What is being asked:
Below are some records. Copy every line in them that holds "avatar".

Supplied records:
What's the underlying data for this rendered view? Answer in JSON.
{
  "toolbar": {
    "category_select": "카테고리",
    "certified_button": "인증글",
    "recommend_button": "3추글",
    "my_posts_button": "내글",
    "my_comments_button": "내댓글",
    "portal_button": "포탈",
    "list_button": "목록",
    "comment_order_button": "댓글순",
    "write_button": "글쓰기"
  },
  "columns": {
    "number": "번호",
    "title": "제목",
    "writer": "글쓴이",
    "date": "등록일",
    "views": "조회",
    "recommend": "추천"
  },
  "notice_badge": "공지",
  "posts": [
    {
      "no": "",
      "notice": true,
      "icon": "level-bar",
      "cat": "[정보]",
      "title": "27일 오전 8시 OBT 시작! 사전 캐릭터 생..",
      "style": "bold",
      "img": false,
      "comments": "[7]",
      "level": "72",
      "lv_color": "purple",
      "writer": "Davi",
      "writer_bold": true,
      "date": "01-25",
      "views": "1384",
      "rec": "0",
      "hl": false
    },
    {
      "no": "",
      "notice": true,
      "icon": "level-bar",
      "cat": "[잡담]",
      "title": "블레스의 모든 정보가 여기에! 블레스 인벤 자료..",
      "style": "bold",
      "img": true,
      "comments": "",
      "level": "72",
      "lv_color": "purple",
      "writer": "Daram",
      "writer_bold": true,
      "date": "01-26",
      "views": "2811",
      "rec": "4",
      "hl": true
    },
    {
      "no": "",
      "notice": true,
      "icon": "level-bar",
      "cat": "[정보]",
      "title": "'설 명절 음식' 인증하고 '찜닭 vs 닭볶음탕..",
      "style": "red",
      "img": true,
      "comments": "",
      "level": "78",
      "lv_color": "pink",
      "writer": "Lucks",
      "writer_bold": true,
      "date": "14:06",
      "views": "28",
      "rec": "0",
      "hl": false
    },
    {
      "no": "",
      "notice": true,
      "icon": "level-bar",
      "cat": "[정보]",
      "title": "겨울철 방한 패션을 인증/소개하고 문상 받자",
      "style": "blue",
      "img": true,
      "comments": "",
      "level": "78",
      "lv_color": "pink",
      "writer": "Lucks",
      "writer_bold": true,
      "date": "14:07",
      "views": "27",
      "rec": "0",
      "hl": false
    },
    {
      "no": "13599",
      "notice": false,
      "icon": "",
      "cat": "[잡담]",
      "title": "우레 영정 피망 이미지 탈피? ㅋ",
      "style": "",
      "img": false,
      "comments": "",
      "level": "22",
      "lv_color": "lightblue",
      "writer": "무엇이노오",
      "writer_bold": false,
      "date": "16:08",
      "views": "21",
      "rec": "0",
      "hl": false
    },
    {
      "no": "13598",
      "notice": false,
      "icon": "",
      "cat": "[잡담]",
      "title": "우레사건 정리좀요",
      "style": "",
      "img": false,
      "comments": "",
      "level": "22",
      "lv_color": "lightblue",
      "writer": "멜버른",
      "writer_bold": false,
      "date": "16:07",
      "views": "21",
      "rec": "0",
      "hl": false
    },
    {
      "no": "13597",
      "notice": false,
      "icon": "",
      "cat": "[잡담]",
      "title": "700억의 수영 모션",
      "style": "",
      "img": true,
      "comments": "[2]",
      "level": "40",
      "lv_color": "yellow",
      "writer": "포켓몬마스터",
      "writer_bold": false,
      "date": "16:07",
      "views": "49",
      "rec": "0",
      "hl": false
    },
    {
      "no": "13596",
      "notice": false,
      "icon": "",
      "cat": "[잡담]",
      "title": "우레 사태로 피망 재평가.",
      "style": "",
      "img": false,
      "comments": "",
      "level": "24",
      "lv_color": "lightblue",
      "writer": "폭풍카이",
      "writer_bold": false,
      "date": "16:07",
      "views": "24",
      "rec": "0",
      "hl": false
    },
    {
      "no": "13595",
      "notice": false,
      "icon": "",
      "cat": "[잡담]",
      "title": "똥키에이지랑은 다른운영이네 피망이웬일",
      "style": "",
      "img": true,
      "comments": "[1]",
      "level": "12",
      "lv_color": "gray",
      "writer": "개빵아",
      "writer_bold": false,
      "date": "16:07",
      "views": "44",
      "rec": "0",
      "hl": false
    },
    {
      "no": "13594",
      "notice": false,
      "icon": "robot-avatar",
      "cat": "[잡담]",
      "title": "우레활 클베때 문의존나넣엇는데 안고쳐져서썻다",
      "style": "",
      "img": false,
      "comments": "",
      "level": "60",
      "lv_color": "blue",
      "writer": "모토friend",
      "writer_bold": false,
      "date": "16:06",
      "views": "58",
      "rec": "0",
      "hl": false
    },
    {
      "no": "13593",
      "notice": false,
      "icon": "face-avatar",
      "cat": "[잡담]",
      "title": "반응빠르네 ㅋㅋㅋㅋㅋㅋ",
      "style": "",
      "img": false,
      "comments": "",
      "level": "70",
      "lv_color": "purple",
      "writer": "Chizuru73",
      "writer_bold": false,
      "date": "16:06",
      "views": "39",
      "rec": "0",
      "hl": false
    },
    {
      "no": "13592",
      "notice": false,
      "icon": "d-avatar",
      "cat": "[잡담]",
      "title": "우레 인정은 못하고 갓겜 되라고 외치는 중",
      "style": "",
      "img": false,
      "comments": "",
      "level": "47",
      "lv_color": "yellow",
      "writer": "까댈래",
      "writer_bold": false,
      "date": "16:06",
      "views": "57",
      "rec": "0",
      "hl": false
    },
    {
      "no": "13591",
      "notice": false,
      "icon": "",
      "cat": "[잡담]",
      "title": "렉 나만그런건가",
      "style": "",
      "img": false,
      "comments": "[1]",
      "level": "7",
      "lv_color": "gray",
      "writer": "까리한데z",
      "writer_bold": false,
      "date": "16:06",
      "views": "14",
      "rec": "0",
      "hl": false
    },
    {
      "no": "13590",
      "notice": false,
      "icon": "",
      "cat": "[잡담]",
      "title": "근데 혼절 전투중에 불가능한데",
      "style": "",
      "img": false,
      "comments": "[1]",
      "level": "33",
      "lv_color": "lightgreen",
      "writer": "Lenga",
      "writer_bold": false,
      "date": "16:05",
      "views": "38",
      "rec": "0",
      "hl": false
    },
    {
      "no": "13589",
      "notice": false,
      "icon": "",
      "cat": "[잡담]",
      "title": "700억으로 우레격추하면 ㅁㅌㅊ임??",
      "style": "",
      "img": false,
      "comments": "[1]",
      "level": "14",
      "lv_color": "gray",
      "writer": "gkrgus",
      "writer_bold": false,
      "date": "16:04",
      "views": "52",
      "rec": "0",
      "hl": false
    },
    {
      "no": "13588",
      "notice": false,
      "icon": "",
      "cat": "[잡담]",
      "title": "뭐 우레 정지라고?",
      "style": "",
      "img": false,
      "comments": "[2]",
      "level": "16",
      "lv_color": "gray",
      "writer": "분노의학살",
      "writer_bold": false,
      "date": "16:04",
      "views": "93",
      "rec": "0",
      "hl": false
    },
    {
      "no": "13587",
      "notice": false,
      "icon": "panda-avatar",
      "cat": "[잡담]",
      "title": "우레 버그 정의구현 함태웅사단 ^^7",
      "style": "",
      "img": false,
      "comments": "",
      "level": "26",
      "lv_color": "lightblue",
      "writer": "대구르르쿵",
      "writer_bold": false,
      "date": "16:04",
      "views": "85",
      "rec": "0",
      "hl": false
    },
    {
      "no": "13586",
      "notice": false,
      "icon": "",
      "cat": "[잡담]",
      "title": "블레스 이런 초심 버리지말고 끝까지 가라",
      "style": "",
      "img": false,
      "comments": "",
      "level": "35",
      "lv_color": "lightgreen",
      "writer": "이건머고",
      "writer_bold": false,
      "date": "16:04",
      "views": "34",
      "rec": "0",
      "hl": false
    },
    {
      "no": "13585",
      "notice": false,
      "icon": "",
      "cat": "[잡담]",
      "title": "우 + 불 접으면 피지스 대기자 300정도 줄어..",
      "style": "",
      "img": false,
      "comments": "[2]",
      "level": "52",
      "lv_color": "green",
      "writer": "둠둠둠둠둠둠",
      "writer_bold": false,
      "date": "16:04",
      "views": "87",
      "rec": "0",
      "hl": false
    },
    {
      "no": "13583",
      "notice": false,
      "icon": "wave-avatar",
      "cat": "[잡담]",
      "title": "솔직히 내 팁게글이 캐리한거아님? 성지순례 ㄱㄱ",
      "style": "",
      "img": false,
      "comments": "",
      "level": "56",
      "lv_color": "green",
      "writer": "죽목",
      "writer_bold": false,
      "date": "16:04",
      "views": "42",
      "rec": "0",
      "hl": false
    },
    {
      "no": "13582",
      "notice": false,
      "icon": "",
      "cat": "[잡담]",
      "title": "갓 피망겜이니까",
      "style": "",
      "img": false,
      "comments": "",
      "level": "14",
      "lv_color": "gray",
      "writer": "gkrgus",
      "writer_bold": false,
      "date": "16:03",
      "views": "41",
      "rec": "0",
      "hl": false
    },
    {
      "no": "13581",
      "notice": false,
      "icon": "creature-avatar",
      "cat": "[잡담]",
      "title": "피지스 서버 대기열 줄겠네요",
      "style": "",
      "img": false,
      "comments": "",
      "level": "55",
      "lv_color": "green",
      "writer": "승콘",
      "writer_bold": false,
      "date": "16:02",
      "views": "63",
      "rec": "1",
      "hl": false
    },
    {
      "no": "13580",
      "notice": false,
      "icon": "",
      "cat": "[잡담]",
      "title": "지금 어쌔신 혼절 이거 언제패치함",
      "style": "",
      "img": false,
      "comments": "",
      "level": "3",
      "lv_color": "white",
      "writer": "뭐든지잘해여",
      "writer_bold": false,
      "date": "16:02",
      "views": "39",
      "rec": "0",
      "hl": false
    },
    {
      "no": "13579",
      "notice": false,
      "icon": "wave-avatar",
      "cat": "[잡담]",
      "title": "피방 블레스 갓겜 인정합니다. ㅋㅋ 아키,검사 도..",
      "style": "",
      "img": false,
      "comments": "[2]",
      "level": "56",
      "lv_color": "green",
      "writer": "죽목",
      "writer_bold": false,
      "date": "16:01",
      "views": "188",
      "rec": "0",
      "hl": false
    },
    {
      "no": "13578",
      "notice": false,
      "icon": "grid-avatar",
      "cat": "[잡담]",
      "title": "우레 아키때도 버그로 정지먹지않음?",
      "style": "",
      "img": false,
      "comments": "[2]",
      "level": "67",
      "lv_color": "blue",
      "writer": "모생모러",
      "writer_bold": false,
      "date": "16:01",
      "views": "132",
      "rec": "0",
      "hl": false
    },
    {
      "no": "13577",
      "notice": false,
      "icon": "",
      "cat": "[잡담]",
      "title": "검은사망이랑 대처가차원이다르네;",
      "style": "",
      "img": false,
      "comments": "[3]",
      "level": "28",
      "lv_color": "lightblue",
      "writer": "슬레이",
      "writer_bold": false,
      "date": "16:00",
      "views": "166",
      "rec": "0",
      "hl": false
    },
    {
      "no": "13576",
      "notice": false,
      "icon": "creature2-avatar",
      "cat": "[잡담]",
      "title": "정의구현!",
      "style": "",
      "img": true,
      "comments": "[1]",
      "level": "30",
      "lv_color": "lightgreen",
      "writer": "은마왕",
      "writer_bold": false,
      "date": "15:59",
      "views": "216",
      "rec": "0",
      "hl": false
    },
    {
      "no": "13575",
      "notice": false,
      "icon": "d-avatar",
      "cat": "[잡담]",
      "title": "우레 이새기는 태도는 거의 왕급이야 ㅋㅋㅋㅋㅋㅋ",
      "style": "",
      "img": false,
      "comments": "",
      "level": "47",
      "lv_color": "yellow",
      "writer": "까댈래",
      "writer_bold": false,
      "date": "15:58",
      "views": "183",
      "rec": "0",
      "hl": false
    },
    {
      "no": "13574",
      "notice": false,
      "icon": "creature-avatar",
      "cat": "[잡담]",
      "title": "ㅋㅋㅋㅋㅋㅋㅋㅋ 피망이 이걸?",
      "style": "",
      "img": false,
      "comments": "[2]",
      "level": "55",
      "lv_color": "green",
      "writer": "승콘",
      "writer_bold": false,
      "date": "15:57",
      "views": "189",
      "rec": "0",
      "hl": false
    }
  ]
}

Exercise result:
      "icon": "robot-avatar",
      "icon": "face-avatar",
      "icon": "d-avatar",
      "icon": "panda-avatar",
      "icon": "wave-avatar",
      "icon": "creature-avatar",
      "icon": "wave-avatar",
      "icon": "grid-avatar",
      "icon": "creature2-avatar",
      "icon": "d-avatar",
      "icon": "creature-avatar",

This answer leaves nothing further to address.